- **Brief**
Of the lines in the listing, how many include the string "June"? Write the number and nothing else.

>> Begin The data

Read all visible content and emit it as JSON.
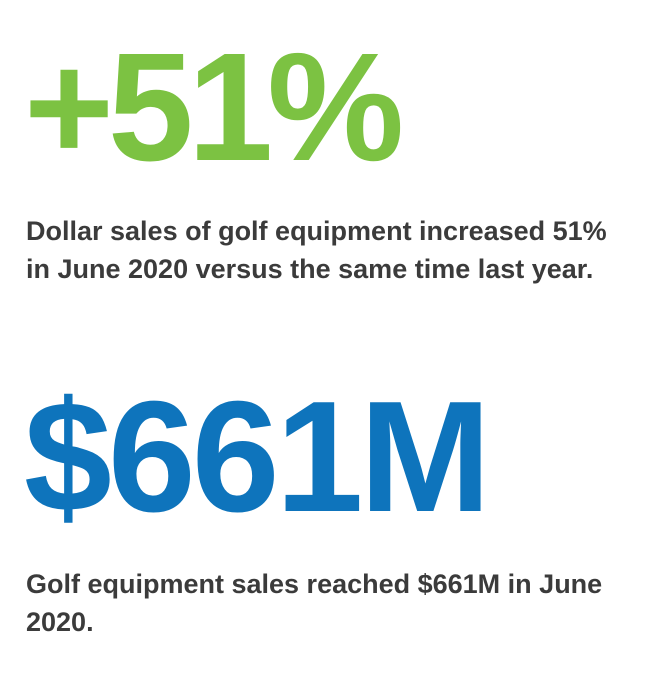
{
  "stats": [
    {
      "value": "+51%",
      "color": "#7cc242",
      "description": "Dollar sales of golf equipment increased 51% in June 2020 versus the same time last year."
    },
    {
      "value": "$661M",
      "color": "#0e74bc",
      "description": "Golf equipment sales reached $661M in June 2020."
    }
  ]
}
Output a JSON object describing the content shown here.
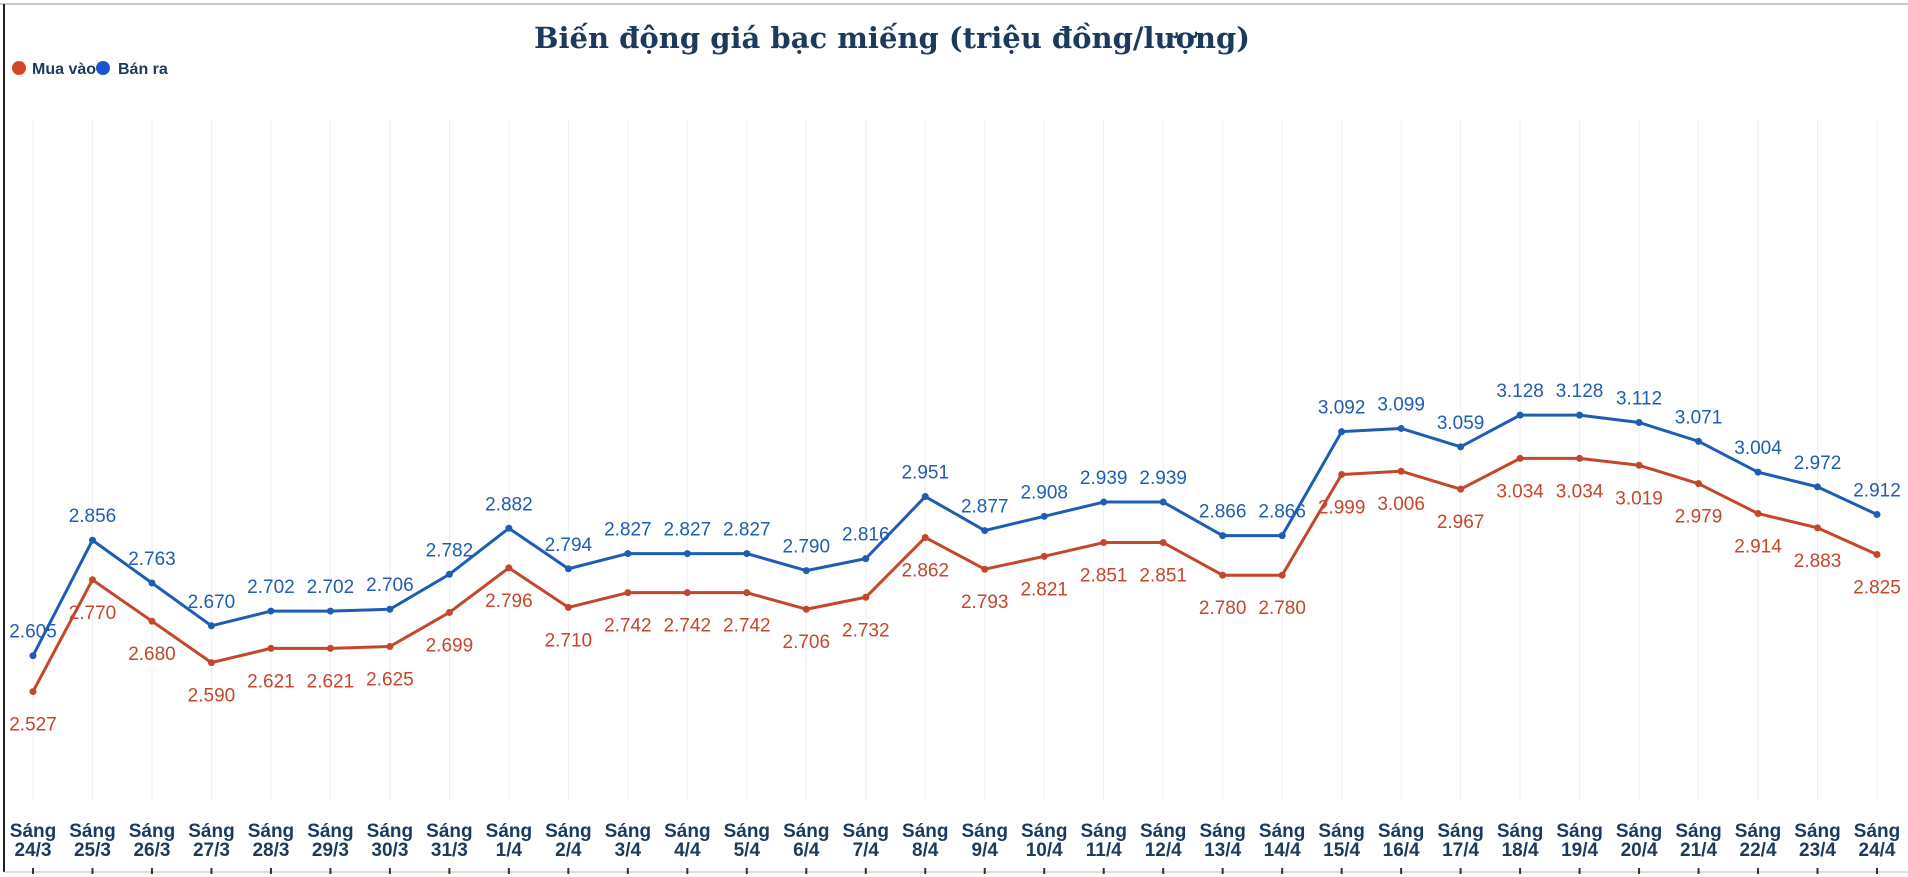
{
  "chart_data": {
    "type": "line",
    "title": "Biến động giá bạc miếng (triệu đồng/lượng)",
    "xlabel": "",
    "ylabel": "",
    "ylim": [
      2.15,
      3.9
    ],
    "grid": "vertical",
    "legend_position": "top-left",
    "categories": [
      [
        "Sáng",
        "24/3"
      ],
      [
        "Sáng",
        "25/3"
      ],
      [
        "Sáng",
        "26/3"
      ],
      [
        "Sáng",
        "27/3"
      ],
      [
        "Sáng",
        "28/3"
      ],
      [
        "Sáng",
        "29/3"
      ],
      [
        "Sáng",
        "30/3"
      ],
      [
        "Sáng",
        "31/3"
      ],
      [
        "Sáng",
        "1/4"
      ],
      [
        "Sáng",
        "2/4"
      ],
      [
        "Sáng",
        "3/4"
      ],
      [
        "Sáng",
        "4/4"
      ],
      [
        "Sáng",
        "5/4"
      ],
      [
        "Sáng",
        "6/4"
      ],
      [
        "Sáng",
        "7/4"
      ],
      [
        "Sáng",
        "8/4"
      ],
      [
        "Sáng",
        "9/4"
      ],
      [
        "Sáng",
        "10/4"
      ],
      [
        "Sáng",
        "11/4"
      ],
      [
        "Sáng",
        "12/4"
      ],
      [
        "Sáng",
        "13/4"
      ],
      [
        "Sáng",
        "14/4"
      ],
      [
        "Sáng",
        "15/4"
      ],
      [
        "Sáng",
        "16/4"
      ],
      [
        "Sáng",
        "17/4"
      ],
      [
        "Sáng",
        "18/4"
      ],
      [
        "Sáng",
        "19/4"
      ],
      [
        "Sáng",
        "20/4"
      ],
      [
        "Sáng",
        "21/4"
      ],
      [
        "Sáng",
        "22/4"
      ],
      [
        "Sáng",
        "23/4"
      ],
      [
        "Sáng",
        "24/4"
      ]
    ],
    "series": [
      {
        "name": "Mua vào",
        "color": "#c4462b",
        "label_position": "below",
        "values": [
          2.527,
          2.77,
          2.68,
          2.59,
          2.621,
          2.621,
          2.625,
          2.699,
          2.796,
          2.71,
          2.742,
          2.742,
          2.742,
          2.706,
          2.732,
          2.862,
          2.793,
          2.821,
          2.851,
          2.851,
          2.78,
          2.78,
          2.999,
          3.006,
          2.967,
          3.034,
          3.034,
          3.019,
          2.979,
          2.914,
          2.883,
          2.825
        ],
        "labels": [
          "2.527",
          "2.770",
          "2.680",
          "2.590",
          "2.621",
          "2.621",
          "2.625",
          "2.699",
          "2.796",
          "2.710",
          "2.742",
          "2.742",
          "2.742",
          "2.706",
          "2.732",
          "2.862",
          "2.793",
          "2.821",
          "2.851",
          "2.851",
          "2.780",
          "2.780",
          "2.999",
          "3.006",
          "2.967",
          "3.034",
          "3.034",
          "3.019",
          "2.979",
          "2.914",
          "2.883",
          "2.825"
        ]
      },
      {
        "name": "Bán ra",
        "color": "#1f5cb3",
        "label_position": "above",
        "values": [
          2.605,
          2.856,
          2.763,
          2.67,
          2.702,
          2.702,
          2.706,
          2.782,
          2.882,
          2.794,
          2.827,
          2.827,
          2.827,
          2.79,
          2.816,
          2.951,
          2.877,
          2.908,
          2.939,
          2.939,
          2.866,
          2.866,
          3.092,
          3.099,
          3.059,
          3.128,
          3.128,
          3.112,
          3.071,
          3.004,
          2.972,
          2.912
        ],
        "labels": [
          "2.605",
          "2.856",
          "2.763",
          "2.670",
          "2.702",
          "2.702",
          "2.706",
          "2.782",
          "2.882",
          "2.794",
          "2.827",
          "2.827",
          "2.827",
          "2.790",
          "2.816",
          "2.951",
          "2.877",
          "2.908",
          "2.939",
          "2.939",
          "2.866",
          "2.866",
          "3.092",
          "3.099",
          "3.059",
          "3.128",
          "3.128",
          "3.112",
          "3.071",
          "3.004",
          "2.972",
          "2.912"
        ]
      }
    ]
  }
}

>> End The data

- **Output for this task**
2